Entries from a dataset
════════════════════
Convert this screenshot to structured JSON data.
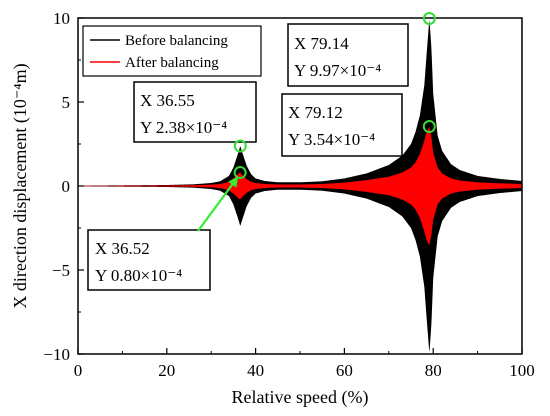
{
  "chart_data": {
    "type": "line",
    "xlabel": "Relative speed (%)",
    "ylabel": "X direction displacement (10⁻⁴m)",
    "xlim": [
      0,
      100
    ],
    "ylim": [
      -10,
      10
    ],
    "xticks": [
      "0",
      "20",
      "40",
      "60",
      "80",
      "100"
    ],
    "yticks": [
      "10",
      "5",
      "0",
      "−5",
      "−10"
    ],
    "grid": false,
    "legend_position": "top-left",
    "series": [
      {
        "name": "Before balancing",
        "color": "#000000",
        "envelope_x": [
          0,
          10,
          20,
          26,
          30,
          32,
          34,
          35,
          36,
          36.55,
          37,
          38,
          39,
          40,
          42,
          45,
          50,
          55,
          60,
          65,
          70,
          73,
          75,
          76,
          77,
          78,
          78.5,
          79.14,
          79.6,
          80,
          81,
          82,
          84,
          86,
          90,
          95,
          100
        ],
        "envelope_amp": [
          0.02,
          0.04,
          0.06,
          0.1,
          0.18,
          0.28,
          0.6,
          1.1,
          1.9,
          2.38,
          2.0,
          1.2,
          0.7,
          0.45,
          0.3,
          0.22,
          0.22,
          0.28,
          0.45,
          0.75,
          1.25,
          1.8,
          2.5,
          3.2,
          4.2,
          6.0,
          7.8,
          9.97,
          8.2,
          5.5,
          3.0,
          2.1,
          1.3,
          0.95,
          0.6,
          0.42,
          0.3
        ]
      },
      {
        "name": "After balancing",
        "color": "#ff0000",
        "envelope_x": [
          0,
          10,
          20,
          26,
          30,
          32,
          34,
          35,
          36,
          36.52,
          37,
          38,
          39,
          40,
          42,
          45,
          50,
          55,
          60,
          65,
          70,
          73,
          75,
          76,
          77,
          78,
          78.5,
          79.12,
          79.6,
          80,
          81,
          82,
          84,
          86,
          90,
          95,
          100
        ],
        "envelope_amp": [
          0.01,
          0.02,
          0.03,
          0.05,
          0.08,
          0.12,
          0.25,
          0.45,
          0.7,
          0.8,
          0.65,
          0.4,
          0.25,
          0.18,
          0.12,
          0.09,
          0.09,
          0.12,
          0.2,
          0.35,
          0.55,
          0.8,
          1.1,
          1.4,
          1.9,
          2.7,
          3.2,
          3.54,
          2.9,
          2.0,
          1.1,
          0.75,
          0.45,
          0.33,
          0.22,
          0.16,
          0.12
        ]
      }
    ],
    "annotations": [
      {
        "x": 36.55,
        "y": 2.38,
        "x_label": "X 36.55",
        "y_label": "Y 2.38×10⁻⁴",
        "box_anchor": "above-right"
      },
      {
        "x": 36.52,
        "y": 0.8,
        "x_label": "X 36.52",
        "y_label": "Y 0.80×10⁻⁴",
        "box_anchor": "below-left"
      },
      {
        "x": 79.14,
        "y": 9.97,
        "x_label": "X 79.14",
        "y_label": "Y 9.97×10⁻⁴",
        "box_anchor": "left"
      },
      {
        "x": 79.12,
        "y": 3.54,
        "x_label": "X 79.12",
        "y_label": "Y 3.54×10⁻⁴",
        "box_anchor": "left"
      }
    ],
    "marker_color": "#33dd33",
    "arrow_color": "#33ee33"
  }
}
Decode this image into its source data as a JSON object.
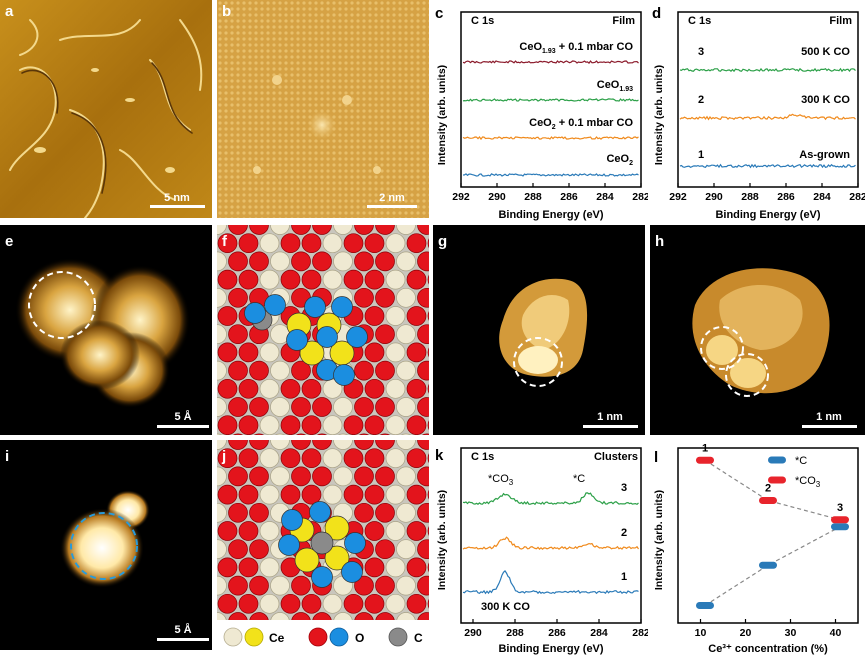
════════════════════
| TASK TO COMPLETE |
In the entries above, find lines with "JSON" and copy each.

| RESULT OF THE TASK |
Convert this screenshot to structured JSON data.
Decode this image into its source data as a JSON object.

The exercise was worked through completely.